▶ **INPUT DATA**
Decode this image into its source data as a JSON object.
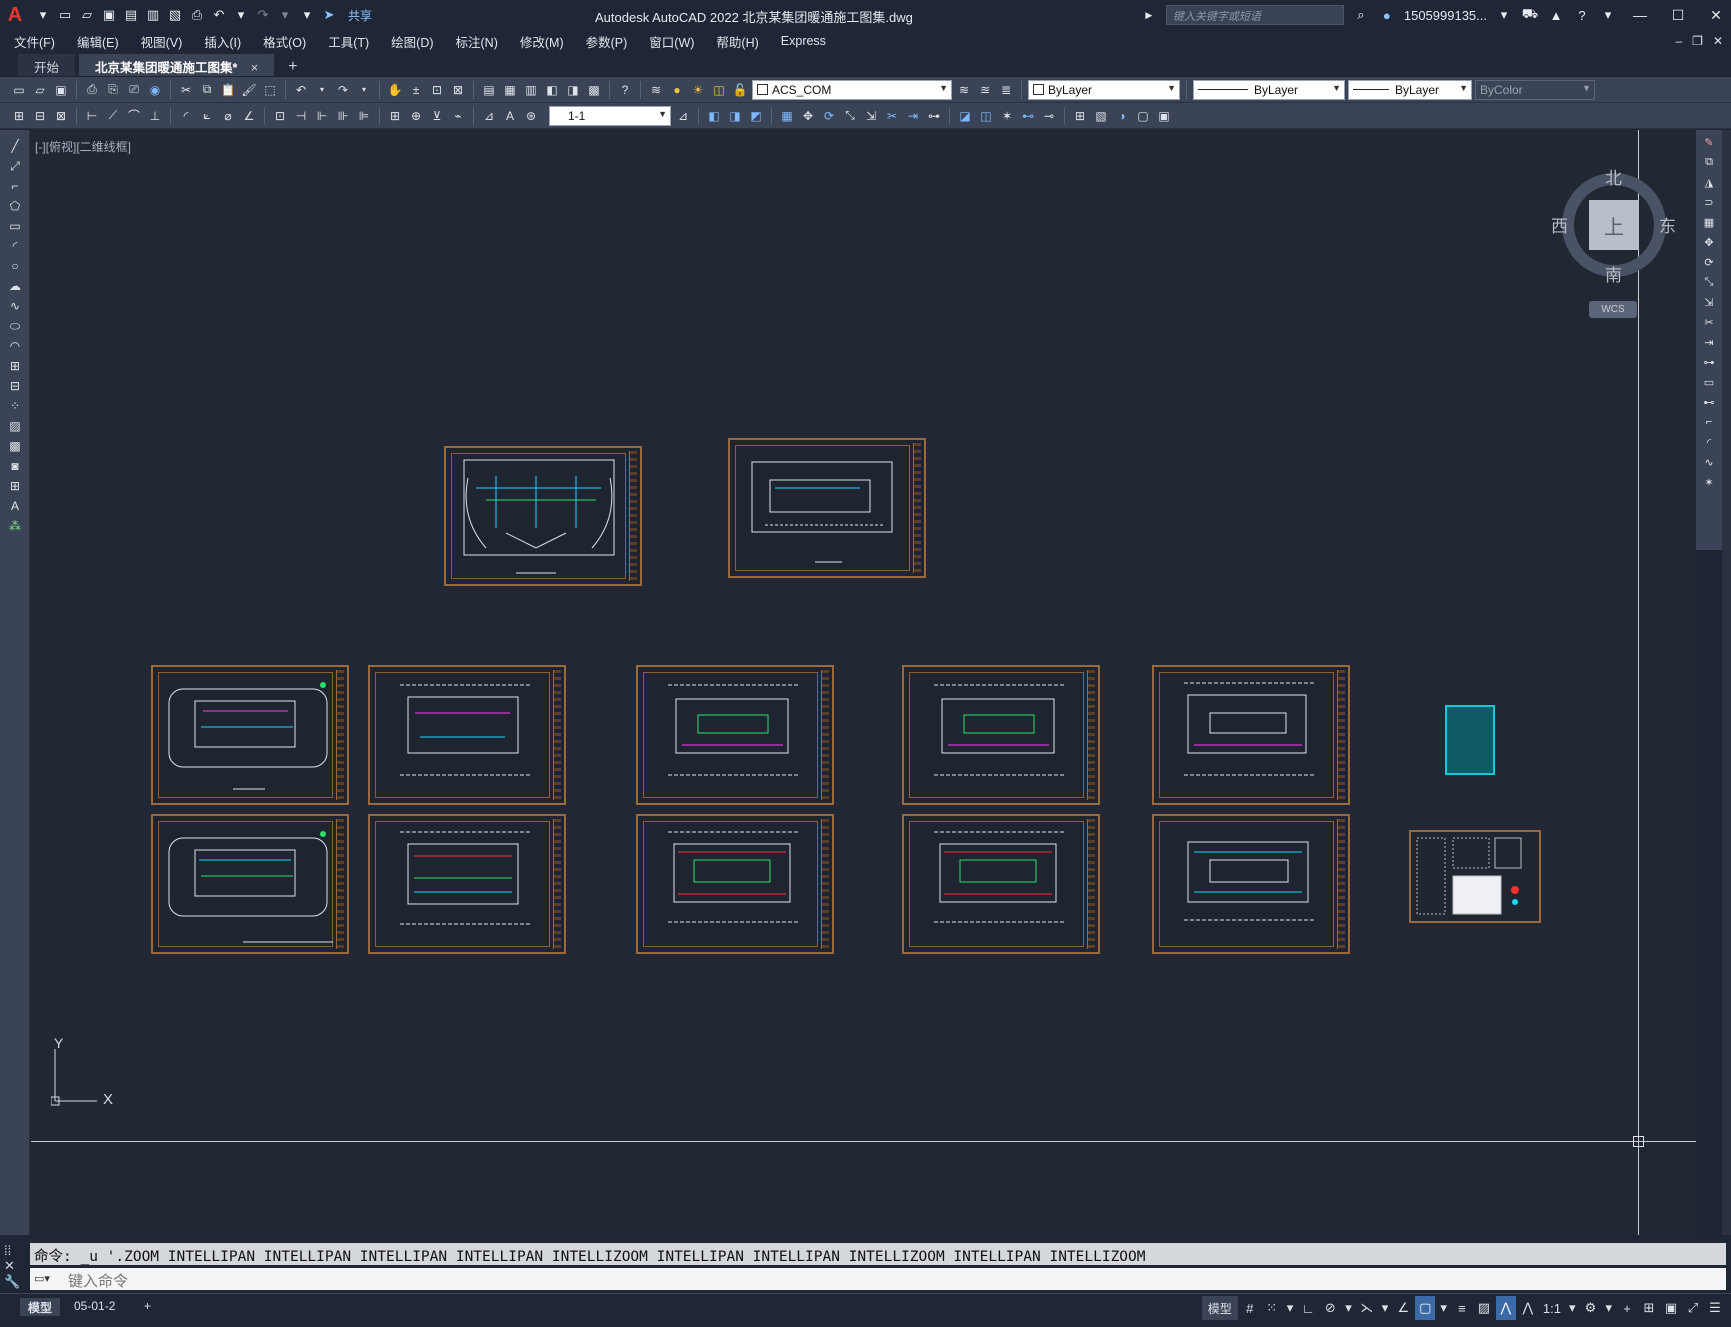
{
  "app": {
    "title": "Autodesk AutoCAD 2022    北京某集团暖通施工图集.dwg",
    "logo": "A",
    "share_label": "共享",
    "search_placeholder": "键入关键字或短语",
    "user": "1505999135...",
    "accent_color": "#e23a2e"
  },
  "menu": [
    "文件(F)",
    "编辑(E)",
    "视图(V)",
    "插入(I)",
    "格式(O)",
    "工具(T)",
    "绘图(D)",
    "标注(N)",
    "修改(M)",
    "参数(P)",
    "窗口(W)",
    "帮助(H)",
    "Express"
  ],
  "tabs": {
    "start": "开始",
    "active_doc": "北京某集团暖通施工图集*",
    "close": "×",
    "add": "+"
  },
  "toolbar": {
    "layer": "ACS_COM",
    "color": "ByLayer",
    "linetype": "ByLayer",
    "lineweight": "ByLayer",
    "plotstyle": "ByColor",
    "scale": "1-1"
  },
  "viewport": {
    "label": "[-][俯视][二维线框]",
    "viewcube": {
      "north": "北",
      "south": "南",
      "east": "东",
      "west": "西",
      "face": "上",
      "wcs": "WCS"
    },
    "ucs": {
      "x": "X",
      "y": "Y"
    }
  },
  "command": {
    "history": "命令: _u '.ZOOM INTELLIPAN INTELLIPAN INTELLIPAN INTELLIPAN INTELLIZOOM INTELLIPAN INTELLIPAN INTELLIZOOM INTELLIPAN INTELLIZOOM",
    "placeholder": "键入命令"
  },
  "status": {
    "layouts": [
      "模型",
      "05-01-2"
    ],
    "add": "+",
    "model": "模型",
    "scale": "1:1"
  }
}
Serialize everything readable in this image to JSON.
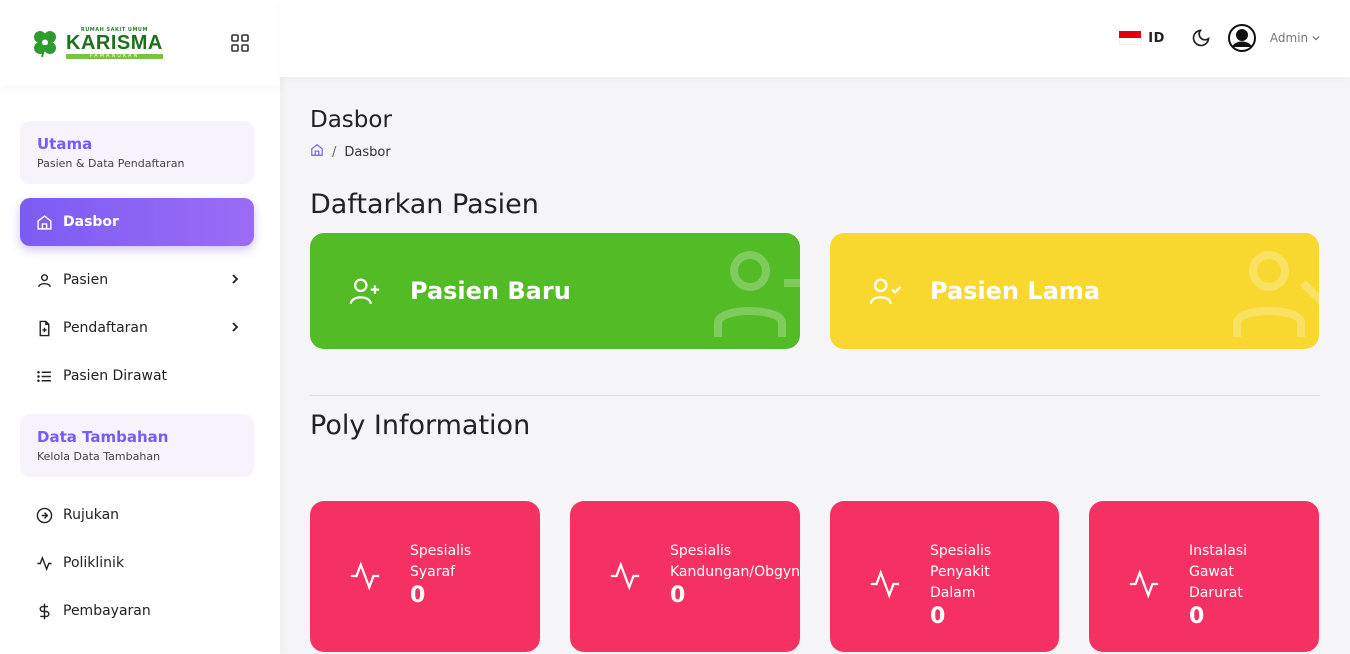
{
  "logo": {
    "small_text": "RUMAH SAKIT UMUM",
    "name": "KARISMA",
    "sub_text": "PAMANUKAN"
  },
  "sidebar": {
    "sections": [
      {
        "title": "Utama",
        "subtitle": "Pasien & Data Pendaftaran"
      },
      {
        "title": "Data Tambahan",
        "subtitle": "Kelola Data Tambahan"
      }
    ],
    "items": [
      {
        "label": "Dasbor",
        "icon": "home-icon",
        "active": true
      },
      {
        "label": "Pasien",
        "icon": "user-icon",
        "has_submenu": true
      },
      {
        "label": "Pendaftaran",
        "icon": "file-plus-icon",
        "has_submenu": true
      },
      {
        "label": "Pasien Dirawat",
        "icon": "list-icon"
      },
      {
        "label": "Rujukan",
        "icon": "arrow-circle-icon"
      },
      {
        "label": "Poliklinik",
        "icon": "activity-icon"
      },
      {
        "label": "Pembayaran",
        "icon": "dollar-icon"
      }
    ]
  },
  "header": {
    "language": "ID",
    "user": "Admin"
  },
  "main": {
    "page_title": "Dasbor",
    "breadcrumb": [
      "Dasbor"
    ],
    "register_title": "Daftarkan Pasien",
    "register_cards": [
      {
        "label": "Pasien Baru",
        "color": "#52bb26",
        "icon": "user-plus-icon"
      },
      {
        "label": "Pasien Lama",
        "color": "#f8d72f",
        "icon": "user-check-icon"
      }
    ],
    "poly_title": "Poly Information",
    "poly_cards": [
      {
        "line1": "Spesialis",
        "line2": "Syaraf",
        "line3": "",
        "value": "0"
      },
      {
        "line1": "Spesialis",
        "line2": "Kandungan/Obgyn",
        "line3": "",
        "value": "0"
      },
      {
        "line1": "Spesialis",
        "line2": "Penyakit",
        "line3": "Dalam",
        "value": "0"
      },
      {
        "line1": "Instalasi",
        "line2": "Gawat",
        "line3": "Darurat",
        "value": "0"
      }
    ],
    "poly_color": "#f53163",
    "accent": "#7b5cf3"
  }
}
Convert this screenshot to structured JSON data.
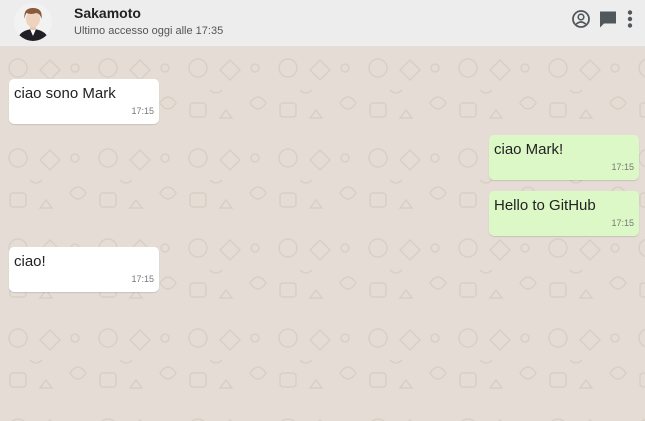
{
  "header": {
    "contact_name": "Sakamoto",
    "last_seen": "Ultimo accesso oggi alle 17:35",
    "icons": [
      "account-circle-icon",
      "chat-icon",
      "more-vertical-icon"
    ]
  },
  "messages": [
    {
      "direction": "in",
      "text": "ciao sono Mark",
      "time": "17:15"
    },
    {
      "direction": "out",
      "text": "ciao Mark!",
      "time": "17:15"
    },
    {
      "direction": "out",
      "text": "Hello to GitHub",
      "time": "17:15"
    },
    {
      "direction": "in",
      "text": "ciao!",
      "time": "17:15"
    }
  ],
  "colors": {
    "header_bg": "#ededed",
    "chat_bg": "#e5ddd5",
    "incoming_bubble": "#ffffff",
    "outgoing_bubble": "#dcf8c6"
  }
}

▶ **EXERCISE REQUIREMENTS**
Write the listing above out again exactly, dropping each image.

▶ **RESULT OF THE EXERCISE**
Decode this image into its source data as a JSON object.
{
  "app": {
    "title": "Autodesk AutoCAD 2022    北京某集团暖通施工图集.dwg",
    "logo": "A",
    "share_label": "共享",
    "search_placeholder": "键入关键字或短语",
    "user": "1505999135...",
    "accent_color": "#e23a2e"
  },
  "menu": [
    "文件(F)",
    "编辑(E)",
    "视图(V)",
    "插入(I)",
    "格式(O)",
    "工具(T)",
    "绘图(D)",
    "标注(N)",
    "修改(M)",
    "参数(P)",
    "窗口(W)",
    "帮助(H)",
    "Express"
  ],
  "tabs": {
    "start": "开始",
    "active_doc": "北京某集团暖通施工图集*",
    "close": "×",
    "add": "+"
  },
  "toolbar": {
    "layer": "ACS_COM",
    "color": "ByLayer",
    "linetype": "ByLayer",
    "lineweight": "ByLayer",
    "plotstyle": "ByColor",
    "scale": "1-1"
  },
  "viewport": {
    "label": "[-][俯视][二维线框]",
    "viewcube": {
      "north": "北",
      "south": "南",
      "east": "东",
      "west": "西",
      "face": "上",
      "wcs": "WCS"
    },
    "ucs": {
      "x": "X",
      "y": "Y"
    }
  },
  "command": {
    "history": "命令: _u '.ZOOM INTELLIPAN INTELLIPAN INTELLIPAN INTELLIPAN INTELLIZOOM INTELLIPAN INTELLIPAN INTELLIZOOM INTELLIPAN INTELLIZOOM",
    "placeholder": "键入命令"
  },
  "status": {
    "layouts": [
      "模型",
      "05-01-2"
    ],
    "add": "+",
    "model": "模型",
    "scale": "1:1"
  }
}
Serialize everything readable in this image to JSON.
{
  "logo": {
    "small_text": "RUMAH SAKIT UMUM",
    "name": "KARISMA",
    "sub_text": "PAMANUKAN"
  },
  "sidebar": {
    "sections": [
      {
        "title": "Utama",
        "subtitle": "Pasien & Data Pendaftaran"
      },
      {
        "title": "Data Tambahan",
        "subtitle": "Kelola Data Tambahan"
      }
    ],
    "items": [
      {
        "label": "Dasbor",
        "icon": "home-icon",
        "active": true
      },
      {
        "label": "Pasien",
        "icon": "user-icon",
        "has_submenu": true
      },
      {
        "label": "Pendaftaran",
        "icon": "file-plus-icon",
        "has_submenu": true
      },
      {
        "label": "Pasien Dirawat",
        "icon": "list-icon"
      },
      {
        "label": "Rujukan",
        "icon": "arrow-circle-icon"
      },
      {
        "label": "Poliklinik",
        "icon": "activity-icon"
      },
      {
        "label": "Pembayaran",
        "icon": "dollar-icon"
      }
    ]
  },
  "header": {
    "language": "ID",
    "user": "Admin"
  },
  "main": {
    "page_title": "Dasbor",
    "breadcrumb": [
      "Dasbor"
    ],
    "register_title": "Daftarkan Pasien",
    "register_cards": [
      {
        "label": "Pasien Baru",
        "color": "#52bb26",
        "icon": "user-plus-icon"
      },
      {
        "label": "Pasien Lama",
        "color": "#f8d72f",
        "icon": "user-check-icon"
      }
    ],
    "poly_title": "Poly Information",
    "poly_cards": [
      {
        "line1": "Spesialis",
        "line2": "Syaraf",
        "line3": "",
        "value": "0"
      },
      {
        "line1": "Spesialis",
        "line2": "Kandungan/Obgyn",
        "line3": "",
        "value": "0"
      },
      {
        "line1": "Spesialis",
        "line2": "Penyakit",
        "line3": "Dalam",
        "value": "0"
      },
      {
        "line1": "Instalasi",
        "line2": "Gawat",
        "line3": "Darurat",
        "value": "0"
      }
    ],
    "poly_color": "#f53163",
    "accent": "#7b5cf3"
  }
}
Convert this screenshot to structured JSON data.
{
  "header": {
    "contact_name": "Sakamoto",
    "last_seen": "Ultimo accesso oggi alle 17:35",
    "icons": [
      "account-circle-icon",
      "chat-icon",
      "more-vertical-icon"
    ]
  },
  "messages": [
    {
      "direction": "in",
      "text": "ciao sono Mark",
      "time": "17:15"
    },
    {
      "direction": "out",
      "text": "ciao Mark!",
      "time": "17:15"
    },
    {
      "direction": "out",
      "text": "Hello to GitHub",
      "time": "17:15"
    },
    {
      "direction": "in",
      "text": "ciao!",
      "time": "17:15"
    }
  ],
  "colors": {
    "header_bg": "#ededed",
    "chat_bg": "#e5ddd5",
    "incoming_bubble": "#ffffff",
    "outgoing_bubble": "#dcf8c6"
  }
}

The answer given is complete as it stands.